Nonetheless, Mihaj says that he experienced a change of heart when the lawsuit came to trial, and he recanted his affidavit on the witness stand. He told the Albanian judge that he had signed it only because his parents had been kidnapped. Mihaj explained that his parents denied the kidnapping when they were called as witnesses because, Mihaj opined, they were afraid of the Socialist judge. The Democratic Party sent 20 other witnesses to trial, but supposedly 10 did not testify because of intimidation. Mihaj says he was arrested, prosecuted, and convicted for perjury, and served six months in prison. He testified that after his release he told his parents to go to Greece so that they would be safe and then filed suit against the prosecutor’s office. He also testified that he had no lawyer in that lawsuit because they were all afraid to represent him, and that he did not ask for help from the Democratic Party’s lawyers because he was ashamed of falsely denying the voting irregularities in his affidavit. The prosecutor’s office counter-sued under Albania’s criminal law for an offense that Mihaj did not understand. When he was summoned for a court appearance, he fled Albania. Mihaj wrote in his asylum application, but did not testify on the stand, that before he fled he was beaten (though he does not say by whom) and that the prosecutor warned him to withdraw his suit. Additionally, Mihaj said that a friend in Greece later told him that his house had been destroyed four days before Mihaj was scheduled to appear at trial in the suit against the prosecutor. Mihaj speculated that the secret service working for the prosecutor probably destroyed his house. His parents returned to Albania about two months before his asylum hearing before the IJ. Mihaj testified that he was afraid he might be killed or jailed if he returned.

### Entries provided:
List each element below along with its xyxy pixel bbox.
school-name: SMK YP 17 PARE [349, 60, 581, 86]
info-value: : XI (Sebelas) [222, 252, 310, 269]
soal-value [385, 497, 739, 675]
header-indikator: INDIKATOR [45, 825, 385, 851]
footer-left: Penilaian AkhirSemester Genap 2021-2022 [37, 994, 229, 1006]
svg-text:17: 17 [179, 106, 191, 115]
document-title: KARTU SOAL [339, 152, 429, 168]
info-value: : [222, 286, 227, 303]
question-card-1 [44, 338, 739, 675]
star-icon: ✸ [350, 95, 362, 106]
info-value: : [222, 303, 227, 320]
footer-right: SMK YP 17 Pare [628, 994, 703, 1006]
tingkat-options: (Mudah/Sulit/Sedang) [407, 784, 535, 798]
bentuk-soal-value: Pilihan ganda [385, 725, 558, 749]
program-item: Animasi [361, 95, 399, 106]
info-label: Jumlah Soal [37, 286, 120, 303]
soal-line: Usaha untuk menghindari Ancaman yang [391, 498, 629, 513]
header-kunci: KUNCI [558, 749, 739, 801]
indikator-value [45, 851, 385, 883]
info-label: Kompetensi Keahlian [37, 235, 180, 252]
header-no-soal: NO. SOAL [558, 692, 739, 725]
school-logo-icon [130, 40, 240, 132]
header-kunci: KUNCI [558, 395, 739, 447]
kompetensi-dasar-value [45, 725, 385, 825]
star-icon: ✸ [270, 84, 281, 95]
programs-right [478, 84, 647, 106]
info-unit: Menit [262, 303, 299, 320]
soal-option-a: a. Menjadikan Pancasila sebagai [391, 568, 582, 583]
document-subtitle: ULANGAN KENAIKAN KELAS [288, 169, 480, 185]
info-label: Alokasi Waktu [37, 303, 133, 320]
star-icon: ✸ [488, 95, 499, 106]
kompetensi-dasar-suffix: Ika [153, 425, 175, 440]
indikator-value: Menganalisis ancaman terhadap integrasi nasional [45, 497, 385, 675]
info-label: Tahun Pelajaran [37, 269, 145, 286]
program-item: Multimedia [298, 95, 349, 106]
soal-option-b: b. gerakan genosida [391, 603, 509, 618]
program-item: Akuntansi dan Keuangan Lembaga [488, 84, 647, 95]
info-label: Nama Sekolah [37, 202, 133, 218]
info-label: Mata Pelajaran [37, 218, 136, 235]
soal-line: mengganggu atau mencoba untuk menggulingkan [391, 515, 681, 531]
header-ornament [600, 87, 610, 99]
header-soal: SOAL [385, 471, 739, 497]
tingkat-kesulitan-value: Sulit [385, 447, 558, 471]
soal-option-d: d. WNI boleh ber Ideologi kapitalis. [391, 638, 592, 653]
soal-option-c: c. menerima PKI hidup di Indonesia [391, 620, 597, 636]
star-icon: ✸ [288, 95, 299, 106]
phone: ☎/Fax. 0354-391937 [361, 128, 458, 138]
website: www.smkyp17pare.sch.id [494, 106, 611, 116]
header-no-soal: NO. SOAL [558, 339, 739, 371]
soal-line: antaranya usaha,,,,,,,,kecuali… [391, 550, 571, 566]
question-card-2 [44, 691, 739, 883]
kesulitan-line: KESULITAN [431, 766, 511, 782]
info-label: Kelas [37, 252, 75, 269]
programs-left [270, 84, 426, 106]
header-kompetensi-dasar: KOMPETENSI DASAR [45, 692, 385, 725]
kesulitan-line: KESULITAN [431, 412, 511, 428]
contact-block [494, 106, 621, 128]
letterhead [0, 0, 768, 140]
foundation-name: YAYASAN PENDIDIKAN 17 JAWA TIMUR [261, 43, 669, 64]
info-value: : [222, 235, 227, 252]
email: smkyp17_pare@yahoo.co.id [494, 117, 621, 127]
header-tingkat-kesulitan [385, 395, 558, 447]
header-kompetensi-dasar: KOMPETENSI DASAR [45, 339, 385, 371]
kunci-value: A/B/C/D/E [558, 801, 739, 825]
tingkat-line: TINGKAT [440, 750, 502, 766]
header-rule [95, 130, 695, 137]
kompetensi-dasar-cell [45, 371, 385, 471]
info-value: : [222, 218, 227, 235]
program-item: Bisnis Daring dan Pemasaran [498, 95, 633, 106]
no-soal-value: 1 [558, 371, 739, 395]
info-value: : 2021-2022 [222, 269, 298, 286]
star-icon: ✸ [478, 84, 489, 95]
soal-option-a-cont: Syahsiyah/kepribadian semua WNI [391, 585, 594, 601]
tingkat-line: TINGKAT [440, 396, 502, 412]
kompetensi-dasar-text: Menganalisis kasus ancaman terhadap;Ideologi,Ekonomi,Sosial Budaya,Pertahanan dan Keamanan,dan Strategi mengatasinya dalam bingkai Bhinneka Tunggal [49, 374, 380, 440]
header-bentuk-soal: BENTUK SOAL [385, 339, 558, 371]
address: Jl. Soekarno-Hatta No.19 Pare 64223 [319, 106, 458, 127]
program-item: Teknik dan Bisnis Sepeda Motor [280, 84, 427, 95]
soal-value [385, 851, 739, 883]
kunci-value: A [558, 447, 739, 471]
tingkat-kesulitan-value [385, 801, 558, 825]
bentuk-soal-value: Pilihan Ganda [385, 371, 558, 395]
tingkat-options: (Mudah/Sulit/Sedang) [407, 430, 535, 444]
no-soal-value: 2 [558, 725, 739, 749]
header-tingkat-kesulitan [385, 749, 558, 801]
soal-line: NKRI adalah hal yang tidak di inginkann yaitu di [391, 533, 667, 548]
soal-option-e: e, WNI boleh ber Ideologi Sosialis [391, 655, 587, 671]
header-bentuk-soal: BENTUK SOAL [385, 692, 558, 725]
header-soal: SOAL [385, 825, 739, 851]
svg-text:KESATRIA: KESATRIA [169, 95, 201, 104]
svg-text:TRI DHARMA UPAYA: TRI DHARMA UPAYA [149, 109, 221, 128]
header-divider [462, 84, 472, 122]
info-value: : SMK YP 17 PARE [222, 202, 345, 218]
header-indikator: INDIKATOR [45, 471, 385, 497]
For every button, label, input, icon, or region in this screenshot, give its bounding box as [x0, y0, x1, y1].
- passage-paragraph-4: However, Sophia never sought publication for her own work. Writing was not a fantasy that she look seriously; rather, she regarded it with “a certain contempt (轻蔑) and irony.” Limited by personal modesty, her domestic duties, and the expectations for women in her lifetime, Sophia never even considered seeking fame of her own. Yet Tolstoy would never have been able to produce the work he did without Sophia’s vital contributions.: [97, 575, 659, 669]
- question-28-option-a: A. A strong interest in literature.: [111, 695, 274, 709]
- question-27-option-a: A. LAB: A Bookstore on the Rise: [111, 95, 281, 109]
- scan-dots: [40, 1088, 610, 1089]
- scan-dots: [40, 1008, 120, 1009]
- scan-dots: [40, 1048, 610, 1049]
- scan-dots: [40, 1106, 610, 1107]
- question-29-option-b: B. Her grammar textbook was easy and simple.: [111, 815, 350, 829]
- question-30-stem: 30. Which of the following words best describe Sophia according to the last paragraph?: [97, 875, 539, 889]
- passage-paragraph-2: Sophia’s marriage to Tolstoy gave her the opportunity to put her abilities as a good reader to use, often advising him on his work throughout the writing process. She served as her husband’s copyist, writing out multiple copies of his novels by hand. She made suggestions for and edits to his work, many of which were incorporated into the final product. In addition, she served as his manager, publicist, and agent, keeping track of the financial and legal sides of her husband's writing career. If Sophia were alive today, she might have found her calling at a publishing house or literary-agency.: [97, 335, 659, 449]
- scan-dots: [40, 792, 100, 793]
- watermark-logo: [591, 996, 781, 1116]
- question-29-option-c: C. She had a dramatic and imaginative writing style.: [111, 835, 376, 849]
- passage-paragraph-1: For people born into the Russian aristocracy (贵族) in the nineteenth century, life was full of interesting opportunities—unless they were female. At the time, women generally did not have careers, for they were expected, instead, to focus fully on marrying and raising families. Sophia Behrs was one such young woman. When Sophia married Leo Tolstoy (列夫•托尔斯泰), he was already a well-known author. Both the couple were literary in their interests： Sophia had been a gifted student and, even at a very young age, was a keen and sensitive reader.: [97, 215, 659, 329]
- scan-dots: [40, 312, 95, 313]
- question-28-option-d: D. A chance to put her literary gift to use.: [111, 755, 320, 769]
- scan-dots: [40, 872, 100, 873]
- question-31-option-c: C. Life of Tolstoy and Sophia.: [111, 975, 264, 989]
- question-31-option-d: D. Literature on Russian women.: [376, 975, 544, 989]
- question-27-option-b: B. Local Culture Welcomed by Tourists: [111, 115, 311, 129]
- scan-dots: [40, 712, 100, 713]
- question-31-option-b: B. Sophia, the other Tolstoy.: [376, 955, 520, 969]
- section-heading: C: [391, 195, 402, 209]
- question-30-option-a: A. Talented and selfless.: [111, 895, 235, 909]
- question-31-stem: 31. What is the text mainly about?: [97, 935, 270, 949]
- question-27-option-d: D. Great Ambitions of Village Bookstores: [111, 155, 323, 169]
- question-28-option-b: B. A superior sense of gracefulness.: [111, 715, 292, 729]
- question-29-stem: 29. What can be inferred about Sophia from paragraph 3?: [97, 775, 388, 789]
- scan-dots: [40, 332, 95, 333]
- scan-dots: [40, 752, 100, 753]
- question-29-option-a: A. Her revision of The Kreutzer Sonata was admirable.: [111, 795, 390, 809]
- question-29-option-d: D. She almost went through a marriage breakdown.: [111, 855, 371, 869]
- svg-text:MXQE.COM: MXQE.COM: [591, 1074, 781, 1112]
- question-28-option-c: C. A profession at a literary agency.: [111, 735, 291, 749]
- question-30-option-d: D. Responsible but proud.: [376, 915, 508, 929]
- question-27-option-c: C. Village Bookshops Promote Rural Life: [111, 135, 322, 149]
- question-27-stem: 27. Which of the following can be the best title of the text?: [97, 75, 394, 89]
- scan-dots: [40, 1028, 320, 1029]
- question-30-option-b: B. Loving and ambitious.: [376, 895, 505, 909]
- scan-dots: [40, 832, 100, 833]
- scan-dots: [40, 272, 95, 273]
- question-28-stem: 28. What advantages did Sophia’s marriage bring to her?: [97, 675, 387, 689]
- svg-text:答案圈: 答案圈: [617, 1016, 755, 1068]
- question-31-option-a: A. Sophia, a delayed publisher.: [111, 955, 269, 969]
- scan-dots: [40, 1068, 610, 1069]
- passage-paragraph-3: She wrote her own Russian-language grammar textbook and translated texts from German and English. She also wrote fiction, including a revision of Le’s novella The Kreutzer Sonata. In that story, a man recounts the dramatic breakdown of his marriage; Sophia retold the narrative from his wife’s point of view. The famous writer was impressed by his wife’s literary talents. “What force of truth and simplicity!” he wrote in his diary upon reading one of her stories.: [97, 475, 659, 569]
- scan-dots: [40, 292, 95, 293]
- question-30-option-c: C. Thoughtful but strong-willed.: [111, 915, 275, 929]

### Written request:
Answer these questions from the passage about Mihaj:
1. How long did Mihaj spend in prison after his perjury conviction?
2. How many days before his scheduled court appearance in the suit against the prosecutor was his house reportedly destroyed?
3. How long before his asylum hearing did his parents return to Albania?

### The reply:
1. Six months
2. Four days
3. About two months